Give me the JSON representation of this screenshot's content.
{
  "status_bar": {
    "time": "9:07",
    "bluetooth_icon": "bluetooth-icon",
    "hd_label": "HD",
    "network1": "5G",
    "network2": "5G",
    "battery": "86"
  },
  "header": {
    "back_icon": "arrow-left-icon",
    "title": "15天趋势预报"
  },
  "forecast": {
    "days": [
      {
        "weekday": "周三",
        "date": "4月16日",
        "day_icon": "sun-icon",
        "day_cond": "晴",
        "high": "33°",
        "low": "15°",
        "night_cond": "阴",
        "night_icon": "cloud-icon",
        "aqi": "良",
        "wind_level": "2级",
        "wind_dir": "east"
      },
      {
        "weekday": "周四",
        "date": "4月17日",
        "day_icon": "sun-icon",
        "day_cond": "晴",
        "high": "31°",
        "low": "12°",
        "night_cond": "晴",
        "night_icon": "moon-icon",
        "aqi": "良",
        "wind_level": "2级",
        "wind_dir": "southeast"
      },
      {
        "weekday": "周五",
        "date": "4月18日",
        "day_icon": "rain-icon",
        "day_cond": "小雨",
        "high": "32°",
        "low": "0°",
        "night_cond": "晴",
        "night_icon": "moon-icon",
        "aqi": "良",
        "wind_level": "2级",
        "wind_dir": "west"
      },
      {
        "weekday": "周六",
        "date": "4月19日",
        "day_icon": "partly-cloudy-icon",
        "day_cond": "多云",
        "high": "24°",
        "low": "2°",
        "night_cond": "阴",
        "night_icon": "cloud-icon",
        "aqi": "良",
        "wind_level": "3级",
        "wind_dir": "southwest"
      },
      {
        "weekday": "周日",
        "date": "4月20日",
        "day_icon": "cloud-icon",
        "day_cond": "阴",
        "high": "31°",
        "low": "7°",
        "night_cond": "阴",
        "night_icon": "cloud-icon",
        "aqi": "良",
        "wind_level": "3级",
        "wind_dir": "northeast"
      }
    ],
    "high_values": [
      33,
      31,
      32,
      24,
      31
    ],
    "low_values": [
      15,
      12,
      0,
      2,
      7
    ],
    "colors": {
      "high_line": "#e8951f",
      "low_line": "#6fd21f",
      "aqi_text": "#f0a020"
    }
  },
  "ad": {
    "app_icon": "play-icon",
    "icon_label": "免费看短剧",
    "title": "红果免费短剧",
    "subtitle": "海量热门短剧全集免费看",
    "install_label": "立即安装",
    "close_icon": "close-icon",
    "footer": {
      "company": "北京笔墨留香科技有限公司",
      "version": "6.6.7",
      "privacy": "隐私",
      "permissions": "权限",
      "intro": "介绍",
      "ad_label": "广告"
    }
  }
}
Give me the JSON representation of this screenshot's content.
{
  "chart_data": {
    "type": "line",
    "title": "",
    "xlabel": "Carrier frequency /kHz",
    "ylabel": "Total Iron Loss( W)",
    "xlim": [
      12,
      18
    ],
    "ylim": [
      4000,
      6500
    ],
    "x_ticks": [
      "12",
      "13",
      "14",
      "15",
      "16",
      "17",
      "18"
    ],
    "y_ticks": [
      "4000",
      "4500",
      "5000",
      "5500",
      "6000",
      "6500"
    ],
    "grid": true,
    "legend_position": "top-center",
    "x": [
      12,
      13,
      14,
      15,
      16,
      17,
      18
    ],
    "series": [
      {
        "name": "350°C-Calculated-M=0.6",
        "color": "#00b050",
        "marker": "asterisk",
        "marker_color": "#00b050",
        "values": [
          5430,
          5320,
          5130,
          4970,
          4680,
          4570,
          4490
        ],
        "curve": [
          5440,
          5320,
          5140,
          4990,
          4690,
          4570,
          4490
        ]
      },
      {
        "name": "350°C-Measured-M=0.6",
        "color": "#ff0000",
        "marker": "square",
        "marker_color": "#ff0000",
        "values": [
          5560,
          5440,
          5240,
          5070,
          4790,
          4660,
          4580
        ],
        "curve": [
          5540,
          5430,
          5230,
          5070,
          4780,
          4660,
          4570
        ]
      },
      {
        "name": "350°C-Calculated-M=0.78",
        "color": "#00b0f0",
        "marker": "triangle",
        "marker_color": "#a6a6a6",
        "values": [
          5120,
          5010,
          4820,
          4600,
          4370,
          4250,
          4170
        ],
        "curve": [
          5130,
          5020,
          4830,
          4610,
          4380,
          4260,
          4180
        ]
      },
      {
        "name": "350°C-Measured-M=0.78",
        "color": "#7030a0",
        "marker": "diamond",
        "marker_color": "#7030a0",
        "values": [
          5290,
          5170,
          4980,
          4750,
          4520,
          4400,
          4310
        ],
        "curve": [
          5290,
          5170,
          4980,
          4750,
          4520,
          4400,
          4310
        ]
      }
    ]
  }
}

Set task:
Go through the data and return every record exactly.

Full output:
Give me the JSON representation of this screenshot's content.
{
  "status_bar": {
    "time": "9:07",
    "bluetooth_icon": "bluetooth-icon",
    "hd_label": "HD",
    "network1": "5G",
    "network2": "5G",
    "battery": "86"
  },
  "header": {
    "back_icon": "arrow-left-icon",
    "title": "15天趋势预报"
  },
  "forecast": {
    "days": [
      {
        "weekday": "周三",
        "date": "4月16日",
        "day_icon": "sun-icon",
        "day_cond": "晴",
        "high": "33°",
        "low": "15°",
        "night_cond": "阴",
        "night_icon": "cloud-icon",
        "aqi": "良",
        "wind_level": "2级",
        "wind_dir": "east"
      },
      {
        "weekday": "周四",
        "date": "4月17日",
        "day_icon": "sun-icon",
        "day_cond": "晴",
        "high": "31°",
        "low": "12°",
        "night_cond": "晴",
        "night_icon": "moon-icon",
        "aqi": "良",
        "wind_level": "2级",
        "wind_dir": "southeast"
      },
      {
        "weekday": "周五",
        "date": "4月18日",
        "day_icon": "rain-icon",
        "day_cond": "小雨",
        "high": "32°",
        "low": "0°",
        "night_cond": "晴",
        "night_icon": "moon-icon",
        "aqi": "良",
        "wind_level": "2级",
        "wind_dir": "west"
      },
      {
        "weekday": "周六",
        "date": "4月19日",
        "day_icon": "partly-cloudy-icon",
        "day_cond": "多云",
        "high": "24°",
        "low": "2°",
        "night_cond": "阴",
        "night_icon": "cloud-icon",
        "aqi": "良",
        "wind_level": "3级",
        "wind_dir": "southwest"
      },
      {
        "weekday": "周日",
        "date": "4月20日",
        "day_icon": "cloud-icon",
        "day_cond": "阴",
        "high": "31°",
        "low": "7°",
        "night_cond": "阴",
        "night_icon": "cloud-icon",
        "aqi": "良",
        "wind_level": "3级",
        "wind_dir": "northeast"
      }
    ],
    "high_values": [
      33,
      31,
      32,
      24,
      31
    ],
    "low_values": [
      15,
      12,
      0,
      2,
      7
    ],
    "colors": {
      "high_line": "#e8951f",
      "low_line": "#6fd21f",
      "aqi_text": "#f0a020"
    }
  },
  "ad": {
    "app_icon": "play-icon",
    "icon_label": "免费看短剧",
    "title": "红果免费短剧",
    "subtitle": "海量热门短剧全集免费看",
    "install_label": "立即安装",
    "close_icon": "close-icon",
    "footer": {
      "company": "北京笔墨留香科技有限公司",
      "version": "6.6.7",
      "privacy": "隐私",
      "permissions": "权限",
      "intro": "介绍",
      "ad_label": "广告"
    }
  }
}
Give me the JSON representation of this screenshot's content.
{
  "chart_data": {
    "type": "line",
    "title": "",
    "xlabel": "Carrier frequency /kHz",
    "ylabel": "Total Iron Loss( W)",
    "xlim": [
      12,
      18
    ],
    "ylim": [
      4000,
      6500
    ],
    "x_ticks": [
      "12",
      "13",
      "14",
      "15",
      "16",
      "17",
      "18"
    ],
    "y_ticks": [
      "4000",
      "4500",
      "5000",
      "5500",
      "6000",
      "6500"
    ],
    "grid": true,
    "legend_position": "top-center",
    "x": [
      12,
      13,
      14,
      15,
      16,
      17,
      18
    ],
    "series": [
      {
        "name": "350°C-Calculated-M=0.6",
        "color": "#00b050",
        "marker": "asterisk",
        "marker_color": "#00b050",
        "values": [
          5430,
          5320,
          5130,
          4970,
          4680,
          4570,
          4490
        ],
        "curve": [
          5440,
          5320,
          5140,
          4990,
          4690,
          4570,
          4490
        ]
      },
      {
        "name": "350°C-Measured-M=0.6",
        "color": "#ff0000",
        "marker": "square",
        "marker_color": "#ff0000",
        "values": [
          5560,
          5440,
          5240,
          5070,
          4790,
          4660,
          4580
        ],
        "curve": [
          5540,
          5430,
          5230,
          5070,
          4780,
          4660,
          4570
        ]
      },
      {
        "name": "350°C-Calculated-M=0.78",
        "color": "#00b0f0",
        "marker": "triangle",
        "marker_color": "#a6a6a6",
        "values": [
          5120,
          5010,
          4820,
          4600,
          4370,
          4250,
          4170
        ],
        "curve": [
          5130,
          5020,
          4830,
          4610,
          4380,
          4260,
          4180
        ]
      },
      {
        "name": "350°C-Measured-M=0.78",
        "color": "#7030a0",
        "marker": "diamond",
        "marker_color": "#7030a0",
        "values": [
          5290,
          5170,
          4980,
          4750,
          4520,
          4400,
          4310
        ],
        "curve": [
          5290,
          5170,
          4980,
          4750,
          4520,
          4400,
          4310
        ]
      }
    ]
  }
}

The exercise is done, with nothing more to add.